Data records
--*--
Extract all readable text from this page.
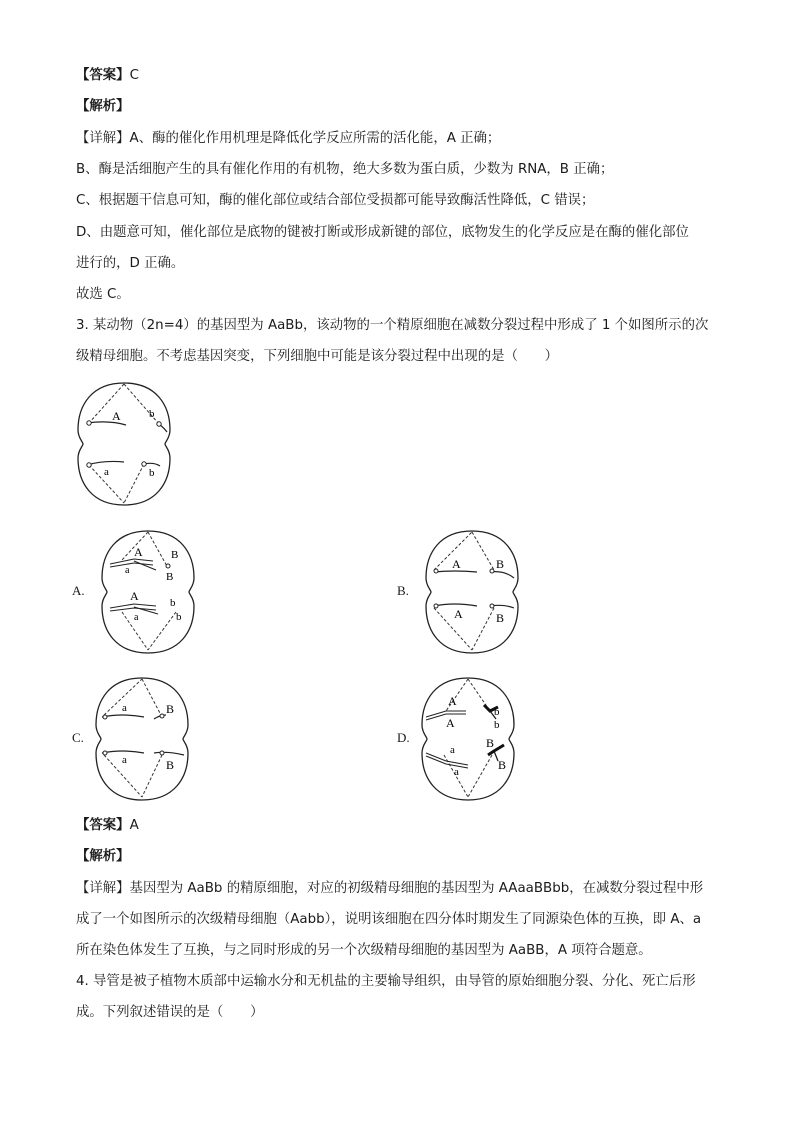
【答案】C
【解析】
【详解】A、酶的催化作用机理是降低化学反应所需的活化能，A 正确；
B、酶是活细胞产生的具有催化作用的有机物，绝大多数为蛋白质，少数为 RNA，B 正确；
C、根据题干信息可知，酶的催化部位或结合部位受损都可能导致酶活性降低，C 错误；
D、由题意可知，催化部位是底物的键被打断或形成新键的部位，底物发生的化学反应是在酶的催化部位
进行的，D 正确。
故选 C。
3. 某动物（2n=4）的基因型为 AaBb，该动物的一个精原细胞在减数分裂过程中形成了 1 个如图所示的次
级精母细胞。不考虑基因突变，下列细胞中可能是该分裂过程中出现的是（　　）
A	b
a	b
A.
A
a
B
B
A
a
b
b
B.
A	B
A	B
C.
a	B
a	B
D.
A
A
b
b
a
a
B
B
【答案】A
【解析】
【详解】基因型为 AaBb 的精原细胞，对应的初级精母细胞的基因型为 AAaaBBbb，在减数分裂过程中形
成了一个如图所示的次级精母细胞（Aabb），说明该细胞在四分体时期发生了同源染色体的互换，即 A、a
所在染色体发生了互换，与之同时形成的另一个次级精母细胞的基因型为 AaBB，A 项符合题意。
4. 导管是被子植物木质部中运输水分和无机盐的主要输导组织，由导管的原始细胞分裂、分化、死亡后形
成。下列叙述错误的是（　　）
--*--
**Exercise brief:**
Omit all pictures while transcribing the entries verbatim.

**Answer below:**
Extract all readable text from this page.
【答案】C
【解析】
【详解】A、酶的催化作用机理是降低化学反应所需的活化能，A 正确；
B、酶是活细胞产生的具有催化作用的有机物，绝大多数为蛋白质，少数为 RNA，B 正确；
C、根据题干信息可知，酶的催化部位或结合部位受损都可能导致酶活性降低，C 错误；
D、由题意可知，催化部位是底物的键被打断或形成新键的部位，底物发生的化学反应是在酶的催化部位
进行的，D 正确。
故选 C。
3. 某动物（2n=4）的基因型为 AaBb，该动物的一个精原细胞在减数分裂过程中形成了 1 个如图所示的次
级精母细胞。不考虑基因突变，下列细胞中可能是该分裂过程中出现的是（　　）
A	b
a	b
A.
A
a
B
B
A
a
b
b
B.
A	B
A	B
C.
a	B
a	B
D.
A
A
b
b
a
a
B
B
【答案】A
【解析】
【详解】基因型为 AaBb 的精原细胞，对应的初级精母细胞的基因型为 AAaaBBbb，在减数分裂过程中形
成了一个如图所示的次级精母细胞（Aabb），说明该细胞在四分体时期发生了同源染色体的互换，即 A、a
所在染色体发生了互换，与之同时形成的另一个次级精母细胞的基因型为 AaBB，A 项符合题意。
4. 导管是被子植物木质部中运输水分和无机盐的主要输导组织，由导管的原始细胞分裂、分化、死亡后形
成。下列叙述错误的是（　　）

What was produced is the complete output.